Reading text:
============

The Barstable School, also known as The Federation of Chalvedon School and Sixth Form College and Barstable Schools and The East Basildon School, was a mixed intake secondary school in Basildon, Essex.

Admissions
The school was for students aged 11–16 (school years 7–11). The schools headmaster was Alan Roach, who incidentally, was also head of Chalvedon School and Sixth Form College. Barstable recently received a vastly improved Ofsted inspection, bringing the school up to standard requirements. The school has received the Sportsmark designation and is part of Creative Partnerships.

The school was situated on the south side of the A1321, west of the A132 roundabout, around one mile directly east of Basildon town centre. The part of Basildon known as Barstable is named after the former Barstable Hall.

History

Grammar school
The Barstable School building first opened on 1 March 1962 as the Barstable Grammar and Technical School, a grammar technical school. The grammar school was designed by the Finnish architect Cyril Leonard Sjöström Mardall (of YRM Architects, Yorke, Rosenberg and Mardall).

============

Complete the following:
1. Decide whether each statement below agrees with the passage on the Barstable School. Answer yes or no, and quote the passage's deciding words: (a) The school took students up to age 18. (b) The school's headmaster also led Chalvedon School and Sixth Form College. (c) The school building first opened in 1962.
2. According to the passage on the Barstable School, who designed the grammar school?
3. Carry on the passage about the Barstable School from its final sentence.

Material:
============

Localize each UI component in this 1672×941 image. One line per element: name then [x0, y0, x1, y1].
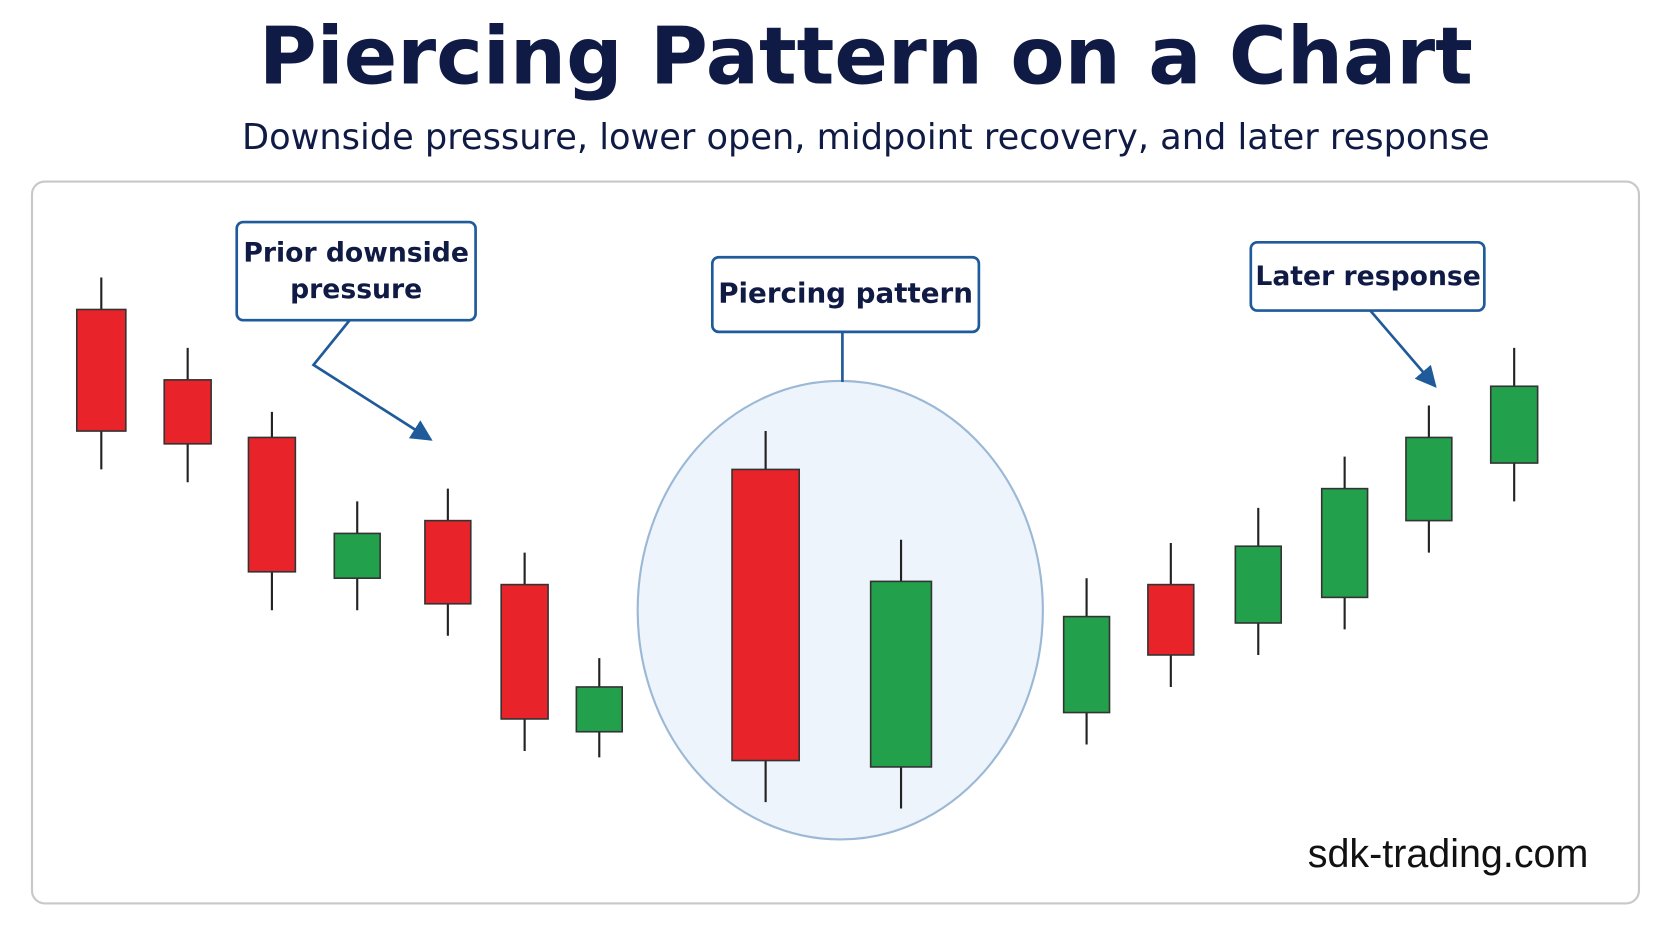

============

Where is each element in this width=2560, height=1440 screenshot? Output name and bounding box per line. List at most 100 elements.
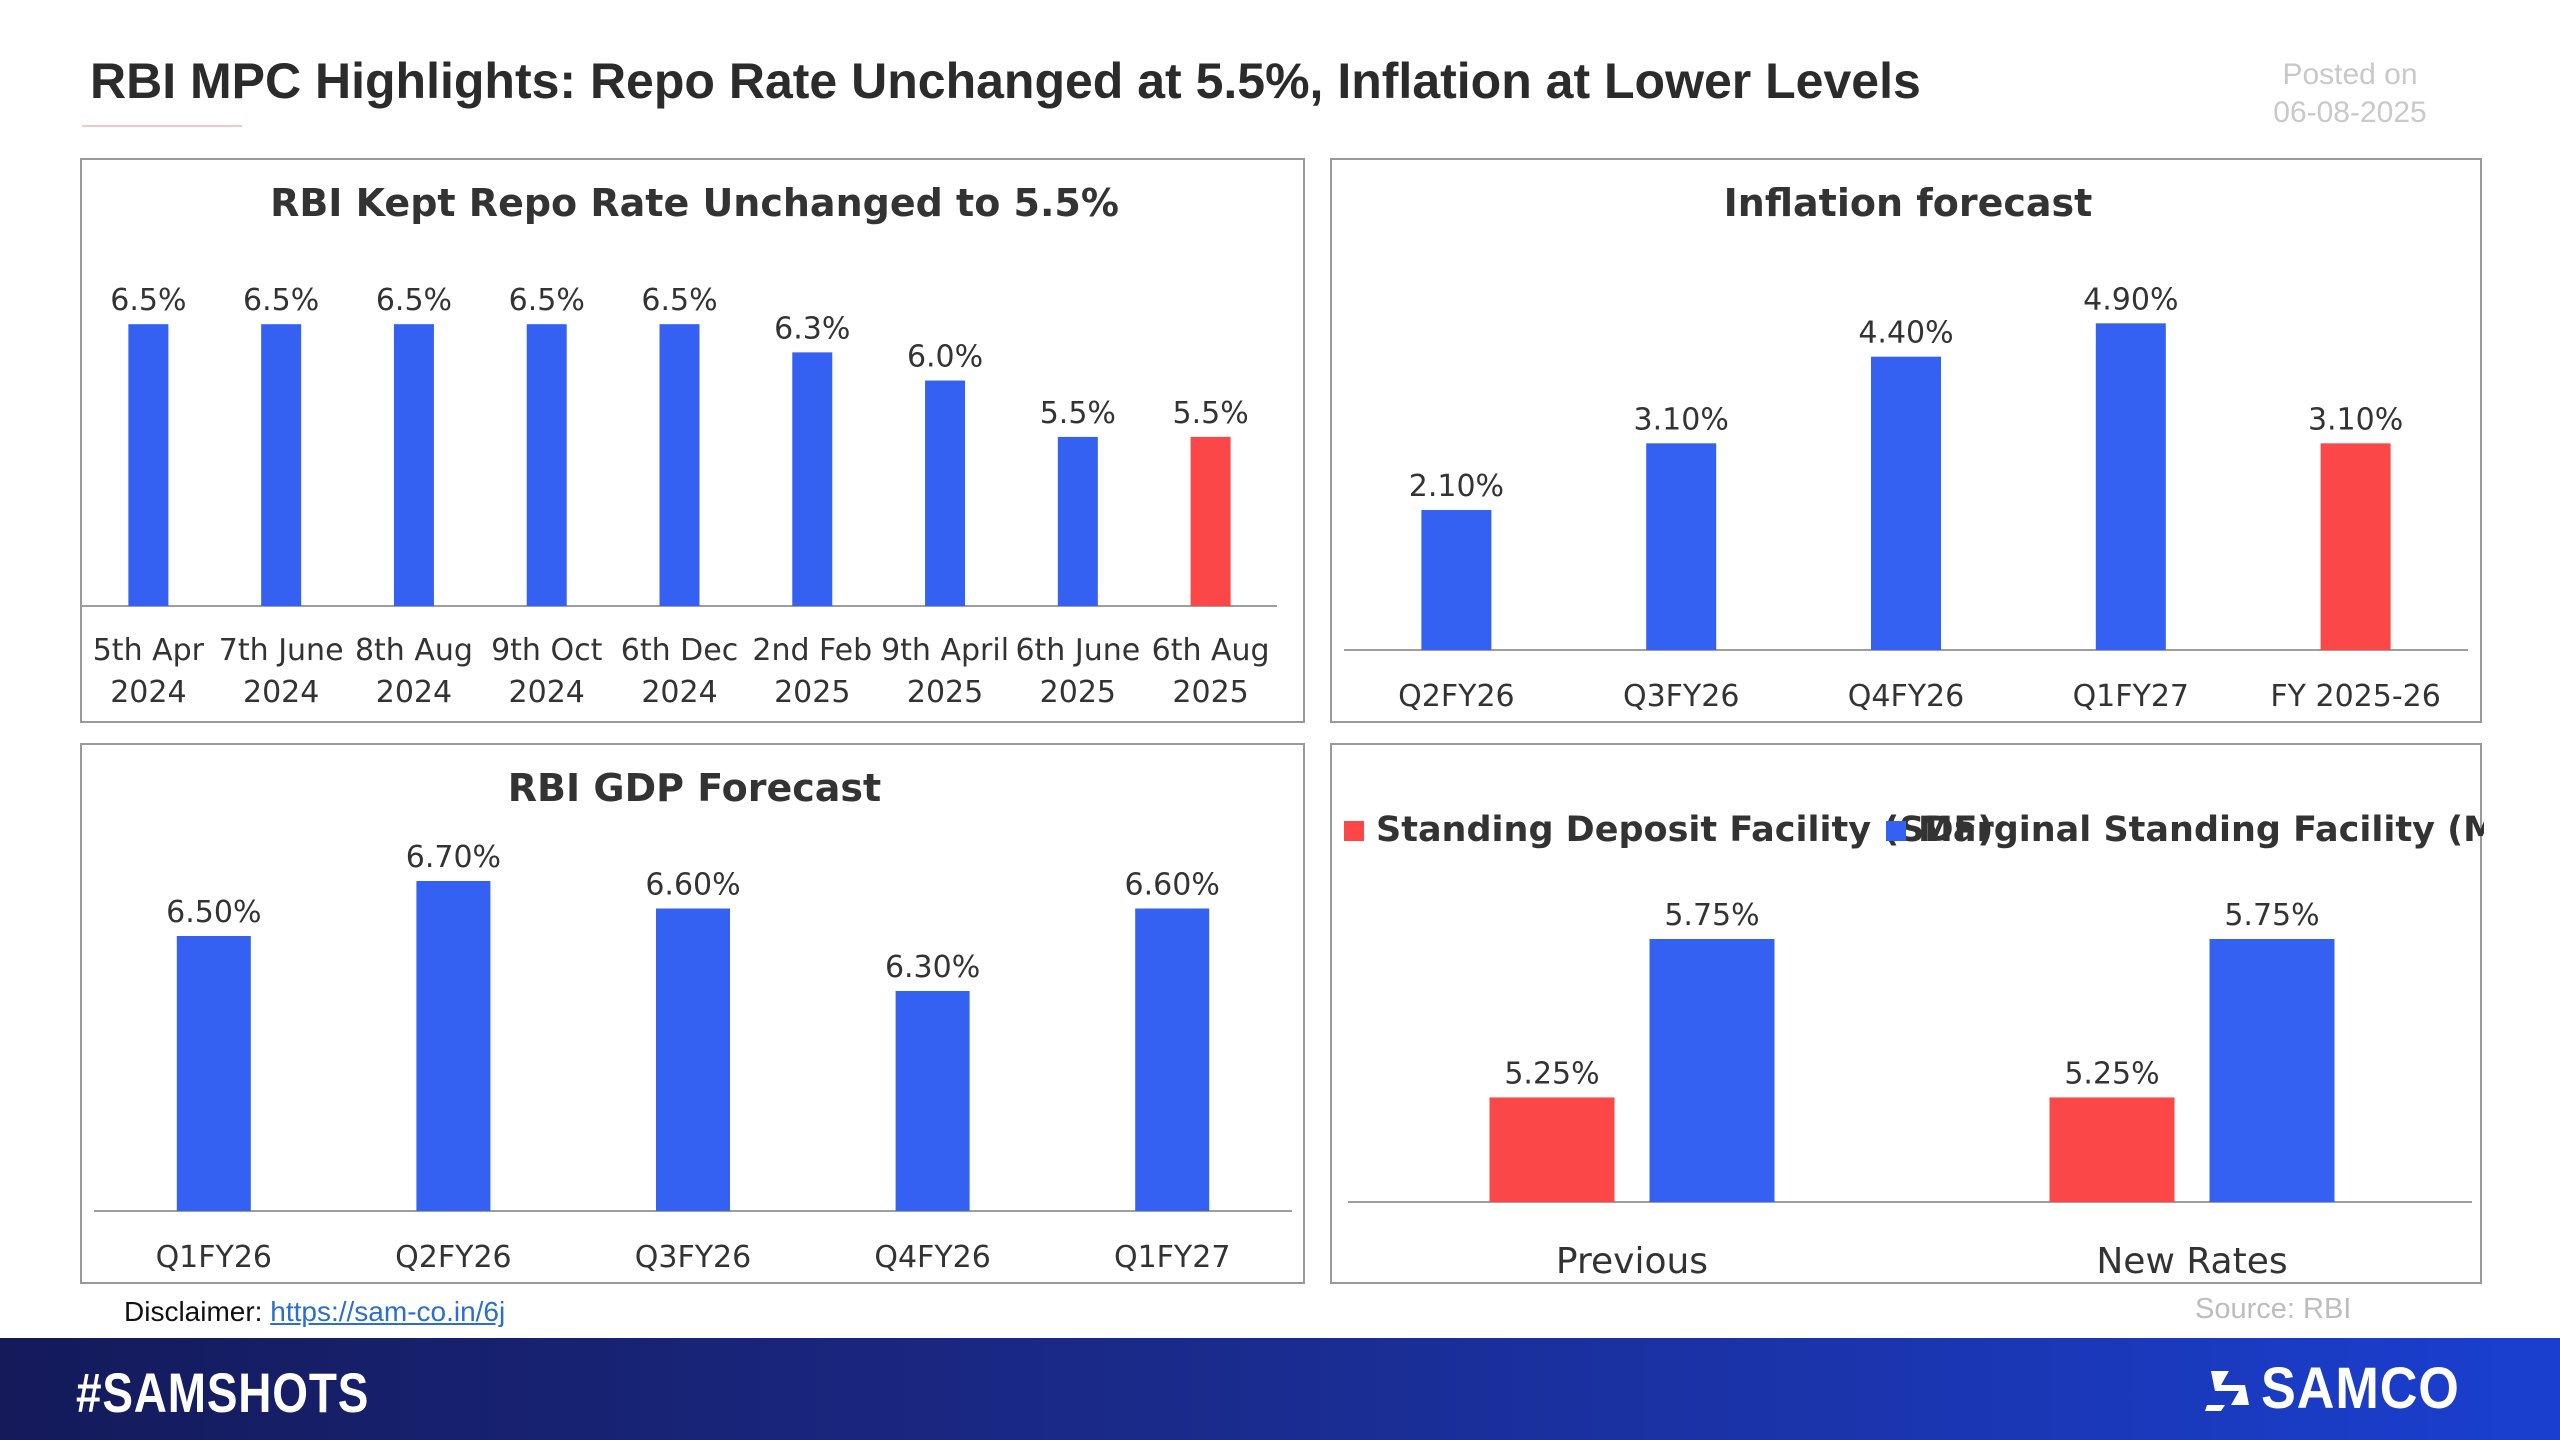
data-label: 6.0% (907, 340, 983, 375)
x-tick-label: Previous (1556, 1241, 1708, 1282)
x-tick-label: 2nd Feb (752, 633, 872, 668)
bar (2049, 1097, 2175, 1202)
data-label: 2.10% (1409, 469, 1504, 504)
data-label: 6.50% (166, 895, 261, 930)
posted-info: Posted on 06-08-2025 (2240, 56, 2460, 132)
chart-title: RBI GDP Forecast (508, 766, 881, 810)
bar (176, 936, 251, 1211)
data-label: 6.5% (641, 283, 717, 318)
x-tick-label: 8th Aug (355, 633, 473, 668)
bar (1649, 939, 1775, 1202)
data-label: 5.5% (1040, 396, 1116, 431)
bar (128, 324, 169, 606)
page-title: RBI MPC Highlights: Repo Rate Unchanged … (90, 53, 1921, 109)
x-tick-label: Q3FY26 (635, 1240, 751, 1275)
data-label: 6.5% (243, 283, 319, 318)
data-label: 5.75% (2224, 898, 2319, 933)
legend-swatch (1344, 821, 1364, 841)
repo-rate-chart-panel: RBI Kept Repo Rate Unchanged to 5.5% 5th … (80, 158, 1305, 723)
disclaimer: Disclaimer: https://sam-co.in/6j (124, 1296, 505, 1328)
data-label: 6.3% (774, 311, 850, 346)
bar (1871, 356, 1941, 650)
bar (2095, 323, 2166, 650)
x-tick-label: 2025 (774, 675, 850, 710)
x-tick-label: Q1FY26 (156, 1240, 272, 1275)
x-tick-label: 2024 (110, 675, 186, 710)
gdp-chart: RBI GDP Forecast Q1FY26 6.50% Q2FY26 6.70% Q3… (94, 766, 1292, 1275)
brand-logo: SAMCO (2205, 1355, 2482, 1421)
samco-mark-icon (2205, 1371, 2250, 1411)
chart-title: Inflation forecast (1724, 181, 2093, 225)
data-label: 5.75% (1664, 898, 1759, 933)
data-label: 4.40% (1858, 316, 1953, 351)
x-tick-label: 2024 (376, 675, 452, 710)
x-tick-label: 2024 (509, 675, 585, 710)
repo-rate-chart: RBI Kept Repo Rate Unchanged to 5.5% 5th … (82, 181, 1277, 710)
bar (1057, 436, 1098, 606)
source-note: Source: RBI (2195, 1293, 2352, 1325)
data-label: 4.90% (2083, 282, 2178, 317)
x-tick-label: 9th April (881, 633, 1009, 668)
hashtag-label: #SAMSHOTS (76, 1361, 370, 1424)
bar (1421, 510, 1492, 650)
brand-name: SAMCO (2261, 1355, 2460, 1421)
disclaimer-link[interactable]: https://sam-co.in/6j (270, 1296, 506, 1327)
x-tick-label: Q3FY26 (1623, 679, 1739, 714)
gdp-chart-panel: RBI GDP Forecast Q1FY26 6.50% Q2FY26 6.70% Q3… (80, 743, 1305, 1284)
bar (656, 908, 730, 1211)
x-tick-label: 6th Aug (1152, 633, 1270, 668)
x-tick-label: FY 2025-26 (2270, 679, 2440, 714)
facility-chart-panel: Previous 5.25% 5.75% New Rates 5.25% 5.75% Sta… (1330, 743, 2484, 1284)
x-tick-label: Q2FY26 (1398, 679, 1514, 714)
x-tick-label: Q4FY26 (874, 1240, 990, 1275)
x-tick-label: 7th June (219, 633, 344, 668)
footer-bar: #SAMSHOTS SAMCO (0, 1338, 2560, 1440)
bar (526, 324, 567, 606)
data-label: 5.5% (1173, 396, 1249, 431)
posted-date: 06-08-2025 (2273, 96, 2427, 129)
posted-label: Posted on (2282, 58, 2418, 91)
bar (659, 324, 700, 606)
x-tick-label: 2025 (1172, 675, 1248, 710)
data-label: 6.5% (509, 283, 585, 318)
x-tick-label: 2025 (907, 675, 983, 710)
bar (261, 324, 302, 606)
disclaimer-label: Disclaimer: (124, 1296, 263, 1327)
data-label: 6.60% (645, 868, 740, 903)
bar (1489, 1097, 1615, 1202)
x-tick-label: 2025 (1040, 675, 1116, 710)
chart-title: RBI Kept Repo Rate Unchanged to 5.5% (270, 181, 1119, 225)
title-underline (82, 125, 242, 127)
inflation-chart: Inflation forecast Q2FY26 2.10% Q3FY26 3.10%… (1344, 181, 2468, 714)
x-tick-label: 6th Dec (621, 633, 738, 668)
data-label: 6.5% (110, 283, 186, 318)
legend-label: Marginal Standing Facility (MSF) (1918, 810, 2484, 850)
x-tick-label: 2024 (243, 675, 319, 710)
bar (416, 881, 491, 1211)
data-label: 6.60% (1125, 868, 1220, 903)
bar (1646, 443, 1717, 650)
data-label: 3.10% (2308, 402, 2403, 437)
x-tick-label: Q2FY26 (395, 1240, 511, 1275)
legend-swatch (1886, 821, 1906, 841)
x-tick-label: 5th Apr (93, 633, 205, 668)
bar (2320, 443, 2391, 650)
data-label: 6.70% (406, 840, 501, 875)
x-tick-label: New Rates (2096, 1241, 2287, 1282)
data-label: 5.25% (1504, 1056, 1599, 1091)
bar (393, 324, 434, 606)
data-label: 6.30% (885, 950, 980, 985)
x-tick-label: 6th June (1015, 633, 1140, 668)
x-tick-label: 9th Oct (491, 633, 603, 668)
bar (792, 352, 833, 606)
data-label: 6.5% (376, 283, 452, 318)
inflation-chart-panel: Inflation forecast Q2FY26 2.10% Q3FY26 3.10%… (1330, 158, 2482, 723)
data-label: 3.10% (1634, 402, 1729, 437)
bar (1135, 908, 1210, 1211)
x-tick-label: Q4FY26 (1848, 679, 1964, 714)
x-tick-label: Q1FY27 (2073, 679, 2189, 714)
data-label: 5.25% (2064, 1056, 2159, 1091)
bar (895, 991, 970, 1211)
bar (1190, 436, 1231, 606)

============

Task-by-task outputs:
1.
(a) No: "The school was for students aged 11–16 (school years 7–11)."
(b) Yes: "who incidentally, was also head of Chalvedon School and Sixth Form College"
(c) Yes: "The Barstable School building first opened on 1 March 1962"

2. It was designed by the Finnish architect Cyril Leonard Sjöström Mardall, of YRM Architects.

3.
The school started before the building existed. Students were housed temporarily in Woodlands Boys School from September 1958 and in Woodlands Girls School in September 1959. The boys and girls were joined as mixed classes after the February half term in 1962.

Comprehensive
In 1968, the Grammar and Technical School under the Headmaster G G Whitehead merged with the Timberlog Secondary Modern School. When the two schools merged into one school, it took the name of Barstable School. Timberlog Secondary School became a housing estate in the 1990s, following a time as the site of the Lower School.

On 2 November 1973, many children from the school were injured when involved in a coach collision with a lorry in Orpington, when on a school holiday.

On 30 March 1993 the building became a Grade II listed building. Around this time, the school was grant-maintained.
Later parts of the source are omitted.